**What you need to do**
Identify the lines that contain the string "FORMAZIONE", then copy each of them.

>> BEGIN

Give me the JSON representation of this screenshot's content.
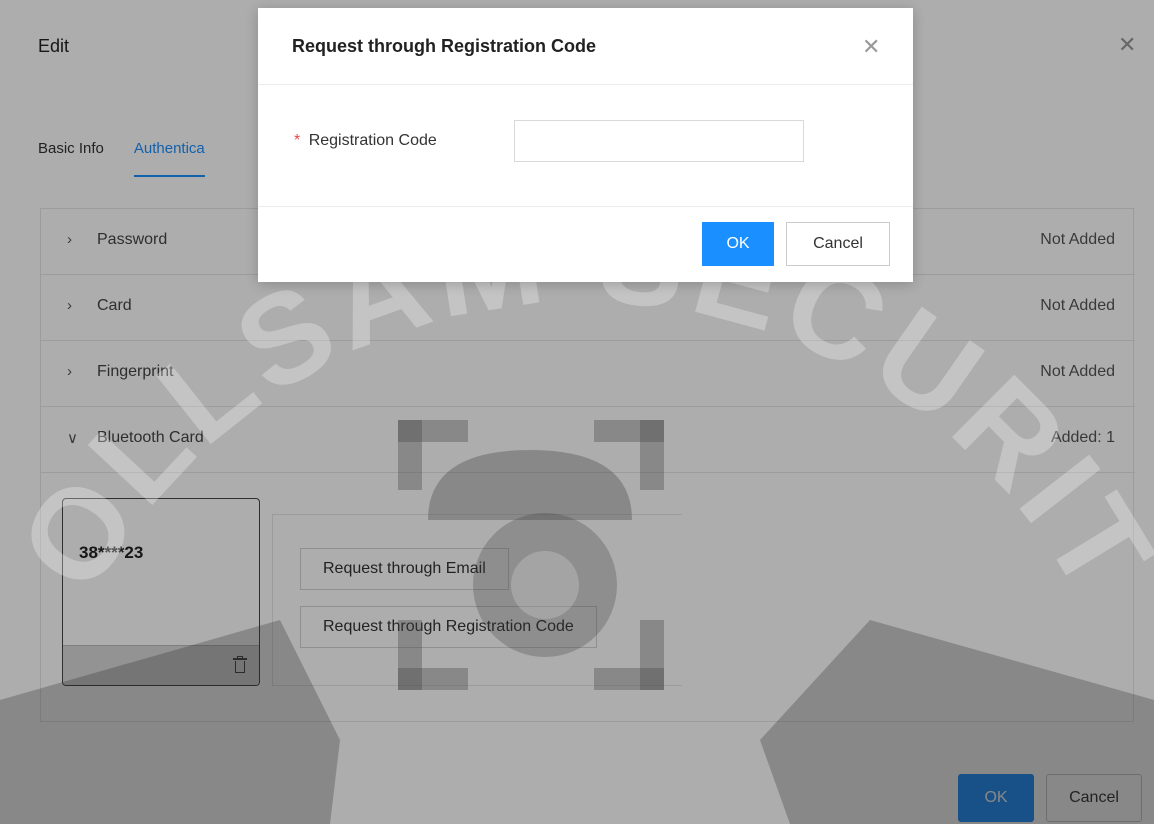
{
  "edit_dialog": {
    "title": "Edit",
    "close_glyph": "✕",
    "tabs": [
      {
        "label": "Basic Info",
        "active": false
      },
      {
        "label": "Authentica",
        "active": true
      }
    ],
    "sections": [
      {
        "chevron": "›",
        "label": "Password",
        "status": "Not Added",
        "expanded": false
      },
      {
        "chevron": "›",
        "label": "Card",
        "status": "Not Added",
        "expanded": false
      },
      {
        "chevron": "›",
        "label": "Fingerprint",
        "status": "Not Added",
        "expanded": false
      },
      {
        "chevron": "∨",
        "label": "Bluetooth Card",
        "status": "Added: 1",
        "expanded": true
      }
    ],
    "bluetooth_card": {
      "number": "38****23",
      "delete_icon": "trash-icon"
    },
    "request_buttons": {
      "email": "Request through Email",
      "registration_code": "Request through Registration Code"
    },
    "footer": {
      "ok_label": "OK",
      "cancel_label": "Cancel"
    }
  },
  "modal": {
    "title": "Request through Registration Code",
    "close_glyph": "✕",
    "field": {
      "required_mark": "*",
      "label": "Registration Code",
      "value": "",
      "placeholder": ""
    },
    "ok_label": "OK",
    "cancel_label": "Cancel"
  },
  "watermark": {
    "text": "COLLSAM SECURITY"
  },
  "colors": {
    "accent": "#1a8fff",
    "required": "#e5484d",
    "overlay": "rgba(0,0,0,0.32)"
  }
}
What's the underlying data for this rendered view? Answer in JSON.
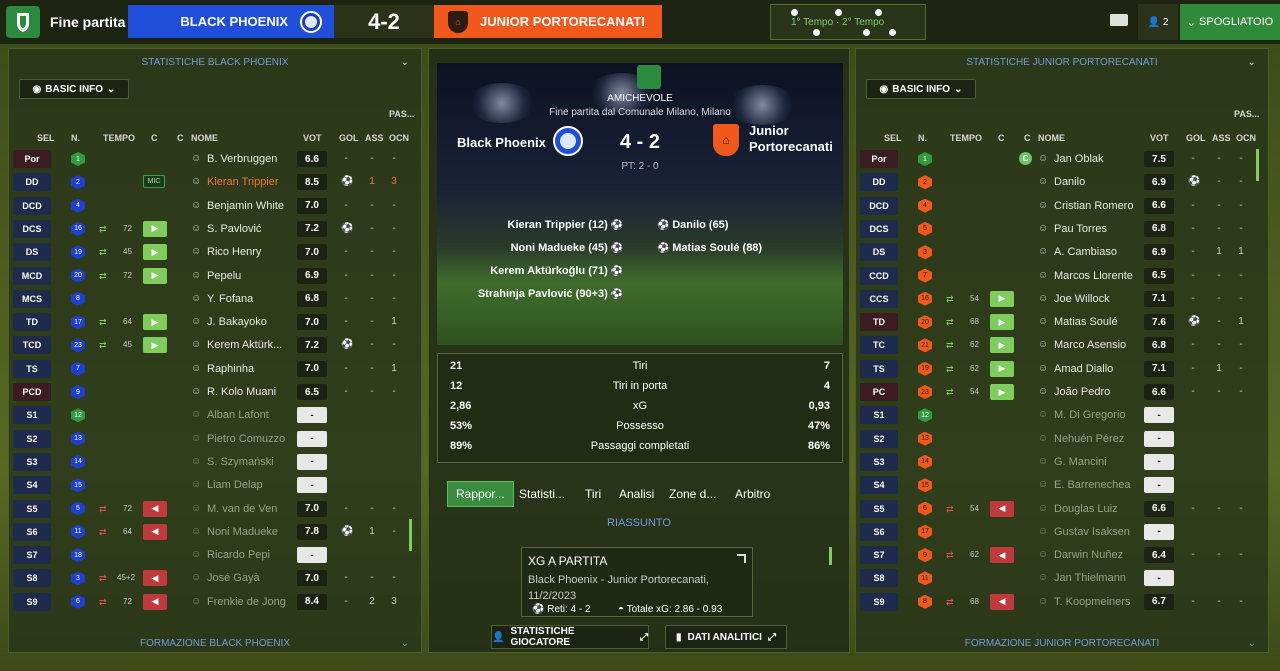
{
  "topbar": {
    "title": "Fine partita",
    "home_team": "BLACK PHOENIX",
    "score": "4-2",
    "away_team": "JUNIOR PORTORECANATI",
    "timeline_label": "1° Tempo · 2° Tempo",
    "user_count": "2",
    "dressing_room": "SPOGLIATOIO"
  },
  "left": {
    "header": "STATISTICHE BLACK PHOENIX",
    "view_label": "BASIC INFO",
    "footer": "FORMAZIONE BLACK PHOENIX",
    "columns": {
      "sel": "SEL",
      "n": "N.",
      "tempo": "TEMPO",
      "c1": "C",
      "c2": "C",
      "nome": "NOME",
      "vot": "VOT",
      "gol": "GOL",
      "ass": "ASS",
      "pas": "PAS...",
      "ocn": "OCN"
    },
    "players": [
      {
        "pos": "Por",
        "num": "1",
        "kit": "green",
        "name": "B. Verbruggen",
        "vote": "6.6",
        "gol": "-",
        "ass": "-",
        "ocn": "-",
        "gk": true
      },
      {
        "pos": "DD",
        "num": "2",
        "kit": "blue",
        "name": "Kieran Trippier",
        "vote": "8.5",
        "gol": "ball",
        "ass": "1",
        "ocn": "3",
        "captain": "MIC",
        "hl": true
      },
      {
        "pos": "DCD",
        "num": "4",
        "kit": "blue",
        "name": "Benjamin White",
        "vote": "7.0",
        "gol": "-",
        "ass": "-",
        "ocn": "-"
      },
      {
        "pos": "DCS",
        "num": "16",
        "kit": "blue",
        "name": "S. Pavlović",
        "vote": "7.2",
        "gol": "ball",
        "ass": "-",
        "ocn": "-",
        "sub": "in",
        "min": "72"
      },
      {
        "pos": "DS",
        "num": "19",
        "kit": "blue",
        "name": "Rico Henry",
        "vote": "7.0",
        "gol": "-",
        "ass": "-",
        "ocn": "-",
        "sub": "in",
        "min": "45"
      },
      {
        "pos": "MCD",
        "num": "20",
        "kit": "blue",
        "name": "Pepelu",
        "vote": "6.9",
        "gol": "-",
        "ass": "-",
        "ocn": "-",
        "sub": "in",
        "min": "72"
      },
      {
        "pos": "MCS",
        "num": "8",
        "kit": "blue",
        "name": "Y. Fofana",
        "vote": "6.8",
        "gol": "-",
        "ass": "-",
        "ocn": "-"
      },
      {
        "pos": "TD",
        "num": "17",
        "kit": "blue",
        "name": "J. Bakayoko",
        "vote": "7.0",
        "gol": "-",
        "ass": "-",
        "ocn": "1",
        "sub": "in",
        "min": "64"
      },
      {
        "pos": "TCD",
        "num": "23",
        "kit": "blue",
        "name": "Kerem Aktürk...",
        "vote": "7.2",
        "gol": "ball",
        "ass": "-",
        "ocn": "-",
        "sub": "in",
        "min": "45"
      },
      {
        "pos": "TS",
        "num": "7",
        "kit": "blue",
        "name": "Raphinha",
        "vote": "7.0",
        "gol": "-",
        "ass": "-",
        "ocn": "1"
      },
      {
        "pos": "PCD",
        "num": "9",
        "kit": "blue",
        "name": "R. Kolo Muani",
        "vote": "6.5",
        "gol": "-",
        "ass": "-",
        "ocn": "-",
        "gk": true
      },
      {
        "pos": "S1",
        "num": "12",
        "kit": "green",
        "name": "Alban Lafont",
        "vote": "-",
        "gol": "",
        "ass": "",
        "ocn": "",
        "dim": true
      },
      {
        "pos": "S2",
        "num": "13",
        "kit": "blue",
        "name": "Pietro Comuzzo",
        "vote": "-",
        "gol": "",
        "ass": "",
        "ocn": "",
        "dim": true
      },
      {
        "pos": "S3",
        "num": "14",
        "kit": "blue",
        "name": "S. Szymański",
        "vote": "-",
        "gol": "",
        "ass": "",
        "ocn": "",
        "dim": true
      },
      {
        "pos": "S4",
        "num": "15",
        "kit": "blue",
        "name": "Liam Delap",
        "vote": "-",
        "gol": "",
        "ass": "",
        "ocn": "",
        "dim": true
      },
      {
        "pos": "S5",
        "num": "5",
        "kit": "blue",
        "name": "M. van de Ven",
        "vote": "7.0",
        "gol": "-",
        "ass": "-",
        "ocn": "-",
        "sub": "out",
        "min": "72",
        "dim": true
      },
      {
        "pos": "S6",
        "num": "11",
        "kit": "blue",
        "name": "Noni Madueke",
        "vote": "7.8",
        "gol": "ball",
        "ass": "1",
        "ocn": "-",
        "sub": "out",
        "min": "64",
        "dim": true
      },
      {
        "pos": "S7",
        "num": "18",
        "kit": "blue",
        "name": "Ricardo Pepi",
        "vote": "-",
        "gol": "",
        "ass": "",
        "ocn": "",
        "dim": true
      },
      {
        "pos": "S8",
        "num": "3",
        "kit": "blue",
        "name": "José Gayà",
        "vote": "7.0",
        "gol": "-",
        "ass": "-",
        "ocn": "-",
        "sub": "out",
        "min": "45+2",
        "dim": true
      },
      {
        "pos": "S9",
        "num": "6",
        "kit": "blue",
        "name": "Frenkie de Jong",
        "vote": "8.4",
        "gol": "-",
        "ass": "2",
        "ocn": "3",
        "sub": "out",
        "min": "72",
        "dim": true
      }
    ]
  },
  "right": {
    "header": "STATISTICHE JUNIOR PORTORECANATI",
    "view_label": "BASIC INFO",
    "footer": "FORMAZIONE JUNIOR PORTORECANATI",
    "columns": {
      "sel": "SEL",
      "n": "N.",
      "tempo": "TEMPO",
      "c1": "C",
      "c2": "C",
      "nome": "NOME",
      "vot": "VOT",
      "gol": "GOL",
      "ass": "ASS",
      "pas": "PAS...",
      "ocn": "OCN"
    },
    "players": [
      {
        "pos": "Por",
        "num": "1",
        "kit": "green",
        "name": "Jan Oblak",
        "vote": "7.5",
        "gol": "-",
        "ass": "-",
        "ocn": "-",
        "cbadge": "C",
        "gk": true
      },
      {
        "pos": "DD",
        "num": "2",
        "kit": "orange",
        "name": "Danilo",
        "vote": "6.9",
        "gol": "ball",
        "ass": "-",
        "ocn": "-"
      },
      {
        "pos": "DCD",
        "num": "4",
        "kit": "orange",
        "name": "Cristian Romero",
        "vote": "6.6",
        "gol": "-",
        "ass": "-",
        "ocn": "-"
      },
      {
        "pos": "DCS",
        "num": "5",
        "kit": "orange",
        "name": "Pau Torres",
        "vote": "6.8",
        "gol": "-",
        "ass": "-",
        "ocn": "-"
      },
      {
        "pos": "DS",
        "num": "3",
        "kit": "orange",
        "name": "A. Cambiaso",
        "vote": "6.9",
        "gol": "-",
        "ass": "1",
        "ocn": "1"
      },
      {
        "pos": "CCD",
        "num": "7",
        "kit": "orange",
        "name": "Marcos Llorente",
        "vote": "6.5",
        "gol": "-",
        "ass": "-",
        "ocn": "-"
      },
      {
        "pos": "CCS",
        "num": "16",
        "kit": "orange",
        "name": "Joe Willock",
        "vote": "7.1",
        "gol": "-",
        "ass": "-",
        "ocn": "-",
        "sub": "in",
        "min": "54"
      },
      {
        "pos": "TD",
        "num": "20",
        "kit": "orange",
        "name": "Matias Soulé",
        "vote": "7.6",
        "gol": "ball",
        "ass": "-",
        "ocn": "1",
        "sub": "in",
        "min": "68",
        "gk": true
      },
      {
        "pos": "TC",
        "num": "21",
        "kit": "orange",
        "name": "Marco Asensio",
        "vote": "6.8",
        "gol": "-",
        "ass": "-",
        "ocn": "-",
        "sub": "in",
        "min": "62"
      },
      {
        "pos": "TS",
        "num": "19",
        "kit": "orange",
        "name": "Amad Diallo",
        "vote": "7.1",
        "gol": "-",
        "ass": "1",
        "ocn": "-",
        "sub": "in",
        "min": "62"
      },
      {
        "pos": "PC",
        "num": "23",
        "kit": "orange",
        "name": "João Pedro",
        "vote": "6.6",
        "gol": "-",
        "ass": "-",
        "ocn": "-",
        "sub": "in",
        "min": "54",
        "gk": true
      },
      {
        "pos": "S1",
        "num": "12",
        "kit": "green",
        "name": "M. Di Gregorio",
        "vote": "-",
        "gol": "",
        "ass": "",
        "ocn": "",
        "dim": true
      },
      {
        "pos": "S2",
        "num": "13",
        "kit": "orange",
        "name": "Nehuén Pérez",
        "vote": "-",
        "gol": "",
        "ass": "",
        "ocn": "",
        "dim": true
      },
      {
        "pos": "S3",
        "num": "14",
        "kit": "orange",
        "name": "G. Mancini",
        "vote": "-",
        "gol": "",
        "ass": "",
        "ocn": "",
        "dim": true
      },
      {
        "pos": "S4",
        "num": "15",
        "kit": "orange",
        "name": "E. Barrenechea",
        "vote": "-",
        "gol": "",
        "ass": "",
        "ocn": "",
        "dim": true
      },
      {
        "pos": "S5",
        "num": "6",
        "kit": "orange",
        "name": "Douglas Luiz",
        "vote": "6.6",
        "gol": "-",
        "ass": "-",
        "ocn": "-",
        "sub": "out",
        "min": "54",
        "dim": true
      },
      {
        "pos": "S6",
        "num": "17",
        "kit": "orange",
        "name": "Gustav Isaksen",
        "vote": "-",
        "gol": "",
        "ass": "",
        "ocn": "",
        "dim": true
      },
      {
        "pos": "S7",
        "num": "9",
        "kit": "orange",
        "name": "Darwin Nuñez",
        "vote": "6.4",
        "gol": "-",
        "ass": "-",
        "ocn": "-",
        "sub": "out",
        "min": "62",
        "dim": true
      },
      {
        "pos": "S8",
        "num": "11",
        "kit": "orange",
        "name": "Jan Thielmann",
        "vote": "-",
        "gol": "",
        "ass": "",
        "ocn": "",
        "dim": true
      },
      {
        "pos": "S9",
        "num": "8",
        "kit": "orange",
        "name": "T. Koopmeiners",
        "vote": "6.7",
        "gol": "-",
        "ass": "-",
        "ocn": "-",
        "sub": "out",
        "min": "68",
        "dim": true
      }
    ]
  },
  "center": {
    "competition": "AMICHEVOLE",
    "subtitle": "Fine partita dal Comunale Milano, Milano",
    "home": "Black Phoenix",
    "away_line1": "Junior",
    "away_line2": "Portorecanati",
    "score": "4 - 2",
    "pt": "PT: 2 - 0",
    "home_scorers": [
      "Kieran Trippier (12)",
      "Noni Madueke (45)",
      "Kerem Aktürkoğlu (71)",
      "Strahinja Pavlović (90+3)"
    ],
    "away_scorers": [
      "Danilo (65)",
      "Matias Soulé (88)"
    ],
    "stats": [
      {
        "a": "21",
        "name": "Tiri",
        "b": "7"
      },
      {
        "a": "12",
        "name": "Tiri in porta",
        "b": "4"
      },
      {
        "a": "2,86",
        "name": "xG",
        "b": "0,93"
      },
      {
        "a": "53%",
        "name": "Possesso",
        "b": "47%"
      },
      {
        "a": "89%",
        "name": "Passaggi completati",
        "b": "86%"
      }
    ],
    "tabs": [
      "Rappor...",
      "Statisti...",
      "Tiri",
      "Analisi",
      "Zone d...",
      "Arbitro"
    ],
    "riassunto": "RIASSUNTO",
    "xg_card": {
      "title": "XG A PARTITA",
      "line1": "Black Phoenix - Junior Portorecanati,",
      "line2": "11/2/2023",
      "reti": "Reti: 4 - 2",
      "totale": "Totale xG: 2.86 - 0.93"
    },
    "btn_players": "STATISTICHE GIOCATORE",
    "btn_data": "DATI ANALITICI"
  },
  "colors": {
    "home": "#1f4fd8",
    "away": "#f2571b",
    "accent": "#2f8a3a"
  }
}
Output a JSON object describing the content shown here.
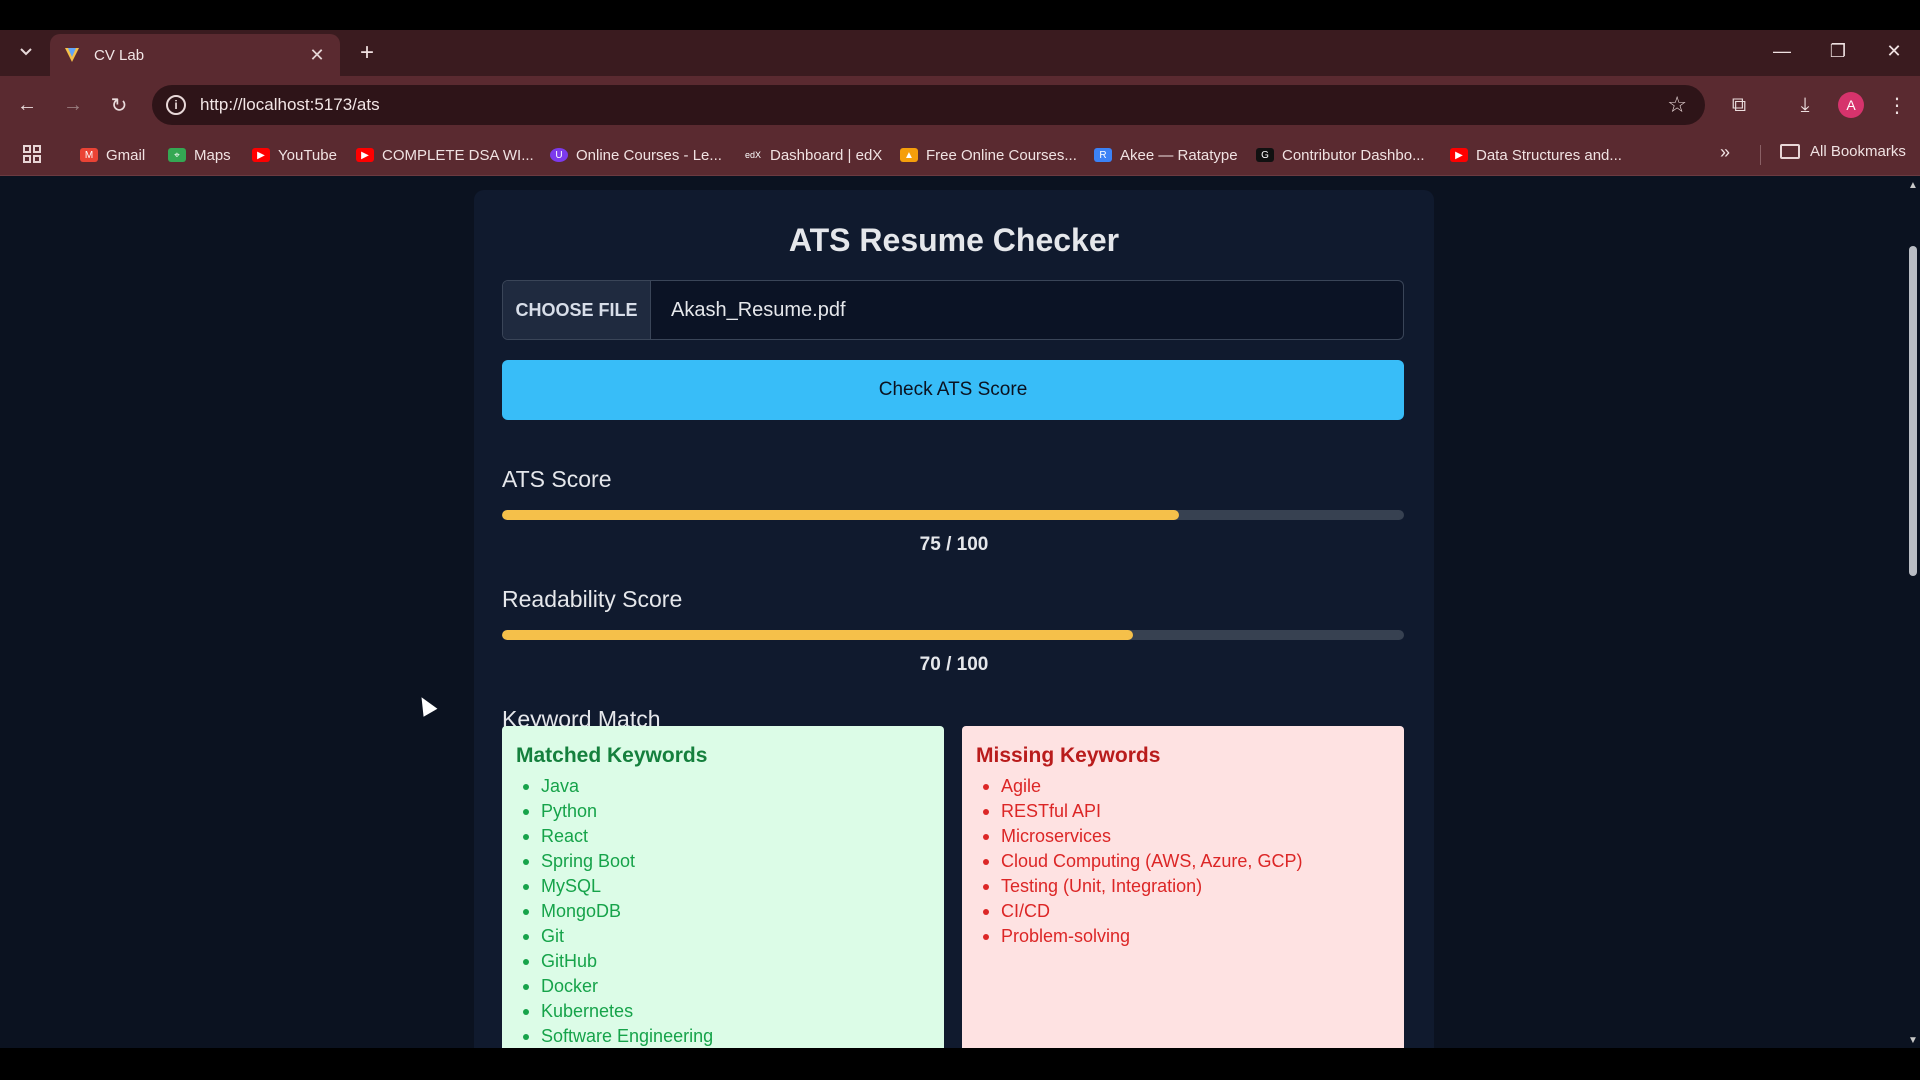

>> END

**Full solution**
    "footer": "FORMAZIONE BLACK PHOENIX",
    "footer": "FORMAZIONE JUNIOR PORTORECANATI",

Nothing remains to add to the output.